Objective: Output the lines that follow exactly as they are.

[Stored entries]
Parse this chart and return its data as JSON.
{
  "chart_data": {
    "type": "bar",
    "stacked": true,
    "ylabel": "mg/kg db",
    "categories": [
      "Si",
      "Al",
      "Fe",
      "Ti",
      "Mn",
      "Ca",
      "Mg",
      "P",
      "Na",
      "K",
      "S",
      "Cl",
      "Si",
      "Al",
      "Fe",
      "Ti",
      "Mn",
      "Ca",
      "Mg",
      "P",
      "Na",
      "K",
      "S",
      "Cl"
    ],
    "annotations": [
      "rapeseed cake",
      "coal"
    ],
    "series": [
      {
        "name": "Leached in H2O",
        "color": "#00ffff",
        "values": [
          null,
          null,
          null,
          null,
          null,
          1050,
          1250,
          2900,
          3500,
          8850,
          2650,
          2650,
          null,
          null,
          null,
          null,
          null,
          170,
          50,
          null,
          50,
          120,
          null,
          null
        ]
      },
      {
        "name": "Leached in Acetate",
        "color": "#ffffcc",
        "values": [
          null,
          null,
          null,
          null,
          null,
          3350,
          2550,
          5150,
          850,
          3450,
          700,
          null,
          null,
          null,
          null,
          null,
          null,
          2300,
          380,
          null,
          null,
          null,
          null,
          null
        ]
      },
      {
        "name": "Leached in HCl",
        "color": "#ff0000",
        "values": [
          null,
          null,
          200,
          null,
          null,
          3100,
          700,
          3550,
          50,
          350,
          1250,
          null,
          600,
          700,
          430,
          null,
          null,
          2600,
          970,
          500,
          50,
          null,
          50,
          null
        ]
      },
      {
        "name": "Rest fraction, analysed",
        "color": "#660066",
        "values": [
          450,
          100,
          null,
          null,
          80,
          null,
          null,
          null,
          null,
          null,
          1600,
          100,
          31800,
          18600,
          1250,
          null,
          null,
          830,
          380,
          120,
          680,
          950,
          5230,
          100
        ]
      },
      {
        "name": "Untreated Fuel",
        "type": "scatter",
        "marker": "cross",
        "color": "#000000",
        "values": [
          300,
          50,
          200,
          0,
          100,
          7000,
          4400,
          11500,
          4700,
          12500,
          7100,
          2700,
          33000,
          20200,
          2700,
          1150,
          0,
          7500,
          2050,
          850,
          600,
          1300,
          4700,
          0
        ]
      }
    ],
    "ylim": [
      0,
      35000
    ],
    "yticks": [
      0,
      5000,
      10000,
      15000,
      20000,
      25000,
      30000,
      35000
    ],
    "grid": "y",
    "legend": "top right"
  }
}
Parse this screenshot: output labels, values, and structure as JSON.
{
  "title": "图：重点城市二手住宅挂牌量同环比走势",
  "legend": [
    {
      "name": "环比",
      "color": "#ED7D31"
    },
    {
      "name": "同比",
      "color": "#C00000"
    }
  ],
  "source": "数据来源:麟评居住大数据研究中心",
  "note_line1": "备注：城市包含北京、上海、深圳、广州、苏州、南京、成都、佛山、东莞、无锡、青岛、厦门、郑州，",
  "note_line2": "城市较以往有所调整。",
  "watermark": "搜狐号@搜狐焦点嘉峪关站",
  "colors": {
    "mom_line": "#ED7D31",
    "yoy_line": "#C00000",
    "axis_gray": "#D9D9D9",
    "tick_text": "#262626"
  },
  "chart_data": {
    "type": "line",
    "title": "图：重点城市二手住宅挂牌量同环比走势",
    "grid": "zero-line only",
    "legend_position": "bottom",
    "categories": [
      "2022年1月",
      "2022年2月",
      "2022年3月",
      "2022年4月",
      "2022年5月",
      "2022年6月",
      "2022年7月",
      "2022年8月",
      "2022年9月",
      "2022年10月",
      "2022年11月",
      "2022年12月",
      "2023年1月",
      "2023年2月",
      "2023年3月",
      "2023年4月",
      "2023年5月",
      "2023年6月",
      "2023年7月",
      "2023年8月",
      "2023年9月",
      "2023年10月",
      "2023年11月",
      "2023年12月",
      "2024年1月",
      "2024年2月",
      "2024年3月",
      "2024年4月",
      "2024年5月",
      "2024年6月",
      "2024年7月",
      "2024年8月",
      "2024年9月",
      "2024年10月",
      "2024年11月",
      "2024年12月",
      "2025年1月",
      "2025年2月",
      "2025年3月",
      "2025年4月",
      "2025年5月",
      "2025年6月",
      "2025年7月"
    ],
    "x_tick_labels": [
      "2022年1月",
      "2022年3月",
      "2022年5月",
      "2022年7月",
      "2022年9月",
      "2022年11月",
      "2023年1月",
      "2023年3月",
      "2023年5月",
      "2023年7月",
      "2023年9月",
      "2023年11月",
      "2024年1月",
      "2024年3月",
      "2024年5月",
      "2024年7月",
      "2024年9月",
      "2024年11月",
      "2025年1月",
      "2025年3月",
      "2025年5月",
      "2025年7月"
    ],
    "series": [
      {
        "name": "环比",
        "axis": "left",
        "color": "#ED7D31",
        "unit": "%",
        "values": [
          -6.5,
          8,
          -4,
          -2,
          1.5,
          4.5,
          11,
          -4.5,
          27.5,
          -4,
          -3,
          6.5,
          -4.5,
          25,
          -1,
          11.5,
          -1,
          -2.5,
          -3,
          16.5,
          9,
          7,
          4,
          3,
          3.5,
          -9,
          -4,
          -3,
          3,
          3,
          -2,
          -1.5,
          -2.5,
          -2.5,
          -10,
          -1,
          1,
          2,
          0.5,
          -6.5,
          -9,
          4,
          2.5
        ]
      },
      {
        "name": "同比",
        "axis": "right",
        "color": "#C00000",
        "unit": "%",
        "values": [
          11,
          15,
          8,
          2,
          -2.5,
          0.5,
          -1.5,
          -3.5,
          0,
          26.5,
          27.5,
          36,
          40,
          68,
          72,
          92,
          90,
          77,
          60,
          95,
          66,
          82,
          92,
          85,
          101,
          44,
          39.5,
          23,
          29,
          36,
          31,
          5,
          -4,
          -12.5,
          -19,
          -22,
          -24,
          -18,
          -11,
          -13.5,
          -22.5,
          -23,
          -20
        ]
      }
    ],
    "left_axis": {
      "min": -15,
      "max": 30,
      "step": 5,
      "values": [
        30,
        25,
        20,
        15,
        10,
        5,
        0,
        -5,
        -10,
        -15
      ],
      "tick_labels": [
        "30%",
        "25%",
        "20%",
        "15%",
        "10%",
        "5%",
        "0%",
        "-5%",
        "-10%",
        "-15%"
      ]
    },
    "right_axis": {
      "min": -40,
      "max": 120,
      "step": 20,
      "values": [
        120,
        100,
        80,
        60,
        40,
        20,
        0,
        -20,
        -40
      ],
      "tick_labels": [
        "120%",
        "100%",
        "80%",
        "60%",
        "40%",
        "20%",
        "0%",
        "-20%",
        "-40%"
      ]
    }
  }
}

Response to this task:
Parse this chart and return its data as JSON.
{
  "chart_data": {
    "type": "bar",
    "stacked": true,
    "ylabel": "mg/kg db",
    "categories": [
      "Si",
      "Al",
      "Fe",
      "Ti",
      "Mn",
      "Ca",
      "Mg",
      "P",
      "Na",
      "K",
      "S",
      "Cl",
      "Si",
      "Al",
      "Fe",
      "Ti",
      "Mn",
      "Ca",
      "Mg",
      "P",
      "Na",
      "K",
      "S",
      "Cl"
    ],
    "annotations": [
      "rapeseed cake",
      "coal"
    ],
    "series": [
      {
        "name": "Leached in H2O",
        "color": "#00ffff",
        "values": [
          null,
          null,
          null,
          null,
          null,
          1050,
          1250,
          2900,
          3500,
          8850,
          2650,
          2650,
          null,
          null,
          null,
          null,
          null,
          170,
          50,
          null,
          50,
          120,
          null,
          null
        ]
      },
      {
        "name": "Leached in Acetate",
        "color": "#ffffcc",
        "values": [
          null,
          null,
          null,
          null,
          null,
          3350,
          2550,
          5150,
          850,
          3450,
          700,
          null,
          null,
          null,
          null,
          null,
          null,
          2300,
          380,
          null,
          null,
          null,
          null,
          null
        ]
      },
      {
        "name": "Leached in HCl",
        "color": "#ff0000",
        "values": [
          null,
          null,
          200,
          null,
          null,
          3100,
          700,
          3550,
          50,
          350,
          1250,
          null,
          600,
          700,
          430,
          null,
          null,
          2600,
          970,
          500,
          50,
          null,
          50,
          null
        ]
      },
      {
        "name": "Rest fraction, analysed",
        "color": "#660066",
        "values": [
          450,
          100,
          null,
          null,
          80,
          null,
          null,
          null,
          null,
          null,
          1600,
          100,
          31800,
          18600,
          1250,
          null,
          null,
          830,
          380,
          120,
          680,
          950,
          5230,
          100
        ]
      },
      {
        "name": "Untreated Fuel",
        "type": "scatter",
        "marker": "cross",
        "color": "#000000",
        "values": [
          300,
          50,
          200,
          0,
          100,
          7000,
          4400,
          11500,
          4700,
          12500,
          7100,
          2700,
          33000,
          20200,
          2700,
          1150,
          0,
          7500,
          2050,
          850,
          600,
          1300,
          4700,
          0
        ]
      }
    ],
    "ylim": [
      0,
      35000
    ],
    "yticks": [
      0,
      5000,
      10000,
      15000,
      20000,
      25000,
      30000,
      35000
    ],
    "grid": "y",
    "legend": "top right"
  }
}
Parse this screenshot: output labels, values, and structure as JSON.
{
  "title": "图：重点城市二手住宅挂牌量同环比走势",
  "legend": [
    {
      "name": "环比",
      "color": "#ED7D31"
    },
    {
      "name": "同比",
      "color": "#C00000"
    }
  ],
  "source": "数据来源:麟评居住大数据研究中心",
  "note_line1": "备注：城市包含北京、上海、深圳、广州、苏州、南京、成都、佛山、东莞、无锡、青岛、厦门、郑州，",
  "note_line2": "城市较以往有所调整。",
  "watermark": "搜狐号@搜狐焦点嘉峪关站",
  "colors": {
    "mom_line": "#ED7D31",
    "yoy_line": "#C00000",
    "axis_gray": "#D9D9D9",
    "tick_text": "#262626"
  },
  "chart_data": {
    "type": "line",
    "title": "图：重点城市二手住宅挂牌量同环比走势",
    "grid": "zero-line only",
    "legend_position": "bottom",
    "categories": [
      "2022年1月",
      "2022年2月",
      "2022年3月",
      "2022年4月",
      "2022年5月",
      "2022年6月",
      "2022年7月",
      "2022年8月",
      "2022年9月",
      "2022年10月",
      "2022年11月",
      "2022年12月",
      "2023年1月",
      "2023年2月",
      "2023年3月",
      "2023年4月",
      "2023年5月",
      "2023年6月",
      "2023年7月",
      "2023年8月",
      "2023年9月",
      "2023年10月",
      "2023年11月",
      "2023年12月",
      "2024年1月",
      "2024年2月",
      "2024年3月",
      "2024年4月",
      "2024年5月",
      "2024年6月",
      "2024年7月",
      "2024年8月",
      "2024年9月",
      "2024年10月",
      "2024年11月",
      "2024年12月",
      "2025年1月",
      "2025年2月",
      "2025年3月",
      "2025年4月",
      "2025年5月",
      "2025年6月",
      "2025年7月"
    ],
    "x_tick_labels": [
      "2022年1月",
      "2022年3月",
      "2022年5月",
      "2022年7月",
      "2022年9月",
      "2022年11月",
      "2023年1月",
      "2023年3月",
      "2023年5月",
      "2023年7月",
      "2023年9月",
      "2023年11月",
      "2024年1月",
      "2024年3月",
      "2024年5月",
      "2024年7月",
      "2024年9月",
      "2024年11月",
      "2025年1月",
      "2025年3月",
      "2025年5月",
      "2025年7月"
    ],
    "series": [
      {
        "name": "环比",
        "axis": "left",
        "color": "#ED7D31",
        "unit": "%",
        "values": [
          -6.5,
          8,
          -4,
          -2,
          1.5,
          4.5,
          11,
          -4.5,
          27.5,
          -4,
          -3,
          6.5,
          -4.5,
          25,
          -1,
          11.5,
          -1,
          -2.5,
          -3,
          16.5,
          9,
          7,
          4,
          3,
          3.5,
          -9,
          -4,
          -3,
          3,
          3,
          -2,
          -1.5,
          -2.5,
          -2.5,
          -10,
          -1,
          1,
          2,
          0.5,
          -6.5,
          -9,
          4,
          2.5
        ]
      },
      {
        "name": "同比",
        "axis": "right",
        "color": "#C00000",
        "unit": "%",
        "values": [
          11,
          15,
          8,
          2,
          -2.5,
          0.5,
          -1.5,
          -3.5,
          0,
          26.5,
          27.5,
          36,
          40,
          68,
          72,
          92,
          90,
          77,
          60,
          95,
          66,
          82,
          92,
          85,
          101,
          44,
          39.5,
          23,
          29,
          36,
          31,
          5,
          -4,
          -12.5,
          -19,
          -22,
          -24,
          -18,
          -11,
          -13.5,
          -22.5,
          -23,
          -20
        ]
      }
    ],
    "left_axis": {
      "min": -15,
      "max": 30,
      "step": 5,
      "values": [
        30,
        25,
        20,
        15,
        10,
        5,
        0,
        -5,
        -10,
        -15
      ],
      "tick_labels": [
        "30%",
        "25%",
        "20%",
        "15%",
        "10%",
        "5%",
        "0%",
        "-5%",
        "-10%",
        "-15%"
      ]
    },
    "right_axis": {
      "min": -40,
      "max": 120,
      "step": 20,
      "values": [
        120,
        100,
        80,
        60,
        40,
        20,
        0,
        -20,
        -40
      ],
      "tick_labels": [
        "120%",
        "100%",
        "80%",
        "60%",
        "40%",
        "20%",
        "0%",
        "-20%",
        "-40%"
      ]
    }
  }
}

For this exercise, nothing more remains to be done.